%%

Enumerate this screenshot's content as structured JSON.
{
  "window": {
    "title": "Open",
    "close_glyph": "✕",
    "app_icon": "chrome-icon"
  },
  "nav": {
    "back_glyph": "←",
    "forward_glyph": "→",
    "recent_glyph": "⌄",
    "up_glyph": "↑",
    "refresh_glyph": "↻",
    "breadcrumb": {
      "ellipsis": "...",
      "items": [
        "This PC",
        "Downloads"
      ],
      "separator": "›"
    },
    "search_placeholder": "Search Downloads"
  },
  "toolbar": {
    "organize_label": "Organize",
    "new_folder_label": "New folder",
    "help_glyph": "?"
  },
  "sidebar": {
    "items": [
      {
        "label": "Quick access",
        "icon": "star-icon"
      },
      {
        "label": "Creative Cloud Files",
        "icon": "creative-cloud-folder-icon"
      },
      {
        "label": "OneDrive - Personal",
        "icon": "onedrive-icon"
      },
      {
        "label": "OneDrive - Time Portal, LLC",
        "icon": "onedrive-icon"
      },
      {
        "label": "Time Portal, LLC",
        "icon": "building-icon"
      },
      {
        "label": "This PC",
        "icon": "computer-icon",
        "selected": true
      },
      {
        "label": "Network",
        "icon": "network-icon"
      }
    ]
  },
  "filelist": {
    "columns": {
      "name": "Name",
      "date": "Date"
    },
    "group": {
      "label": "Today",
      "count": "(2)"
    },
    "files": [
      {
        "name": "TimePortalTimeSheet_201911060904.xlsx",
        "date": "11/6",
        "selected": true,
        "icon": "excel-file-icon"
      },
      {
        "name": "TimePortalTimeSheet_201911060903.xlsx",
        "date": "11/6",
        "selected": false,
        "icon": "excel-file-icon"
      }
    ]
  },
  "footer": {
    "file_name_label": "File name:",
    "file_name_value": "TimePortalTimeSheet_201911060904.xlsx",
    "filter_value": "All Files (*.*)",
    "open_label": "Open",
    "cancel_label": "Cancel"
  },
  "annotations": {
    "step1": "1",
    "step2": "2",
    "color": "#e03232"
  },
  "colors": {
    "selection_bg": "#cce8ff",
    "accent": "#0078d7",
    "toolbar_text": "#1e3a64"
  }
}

%%

[Exercise directions]: All of the material above needs to be copied exactly.

[Answer below]:
Enumerate this screenshot's content as structured JSON.
{
  "window": {
    "title": "Open",
    "close_glyph": "✕",
    "app_icon": "chrome-icon"
  },
  "nav": {
    "back_glyph": "←",
    "forward_glyph": "→",
    "recent_glyph": "⌄",
    "up_glyph": "↑",
    "refresh_glyph": "↻",
    "breadcrumb": {
      "ellipsis": "...",
      "items": [
        "This PC",
        "Downloads"
      ],
      "separator": "›"
    },
    "search_placeholder": "Search Downloads"
  },
  "toolbar": {
    "organize_label": "Organize",
    "new_folder_label": "New folder",
    "help_glyph": "?"
  },
  "sidebar": {
    "items": [
      {
        "label": "Quick access",
        "icon": "star-icon"
      },
      {
        "label": "Creative Cloud Files",
        "icon": "creative-cloud-folder-icon"
      },
      {
        "label": "OneDrive - Personal",
        "icon": "onedrive-icon"
      },
      {
        "label": "OneDrive - Time Portal, LLC",
        "icon": "onedrive-icon"
      },
      {
        "label": "Time Portal, LLC",
        "icon": "building-icon"
      },
      {
        "label": "This PC",
        "icon": "computer-icon",
        "selected": true
      },
      {
        "label": "Network",
        "icon": "network-icon"
      }
    ]
  },
  "filelist": {
    "columns": {
      "name": "Name",
      "date": "Date"
    },
    "group": {
      "label": "Today",
      "count": "(2)"
    },
    "files": [
      {
        "name": "TimePortalTimeSheet_201911060904.xlsx",
        "date": "11/6",
        "selected": true,
        "icon": "excel-file-icon"
      },
      {
        "name": "TimePortalTimeSheet_201911060903.xlsx",
        "date": "11/6",
        "selected": false,
        "icon": "excel-file-icon"
      }
    ]
  },
  "footer": {
    "file_name_label": "File name:",
    "file_name_value": "TimePortalTimeSheet_201911060904.xlsx",
    "filter_value": "All Files (*.*)",
    "open_label": "Open",
    "cancel_label": "Cancel"
  },
  "annotations": {
    "step1": "1",
    "step2": "2",
    "color": "#e03232"
  },
  "colors": {
    "selection_bg": "#cce8ff",
    "accent": "#0078d7",
    "toolbar_text": "#1e3a64"
  }
}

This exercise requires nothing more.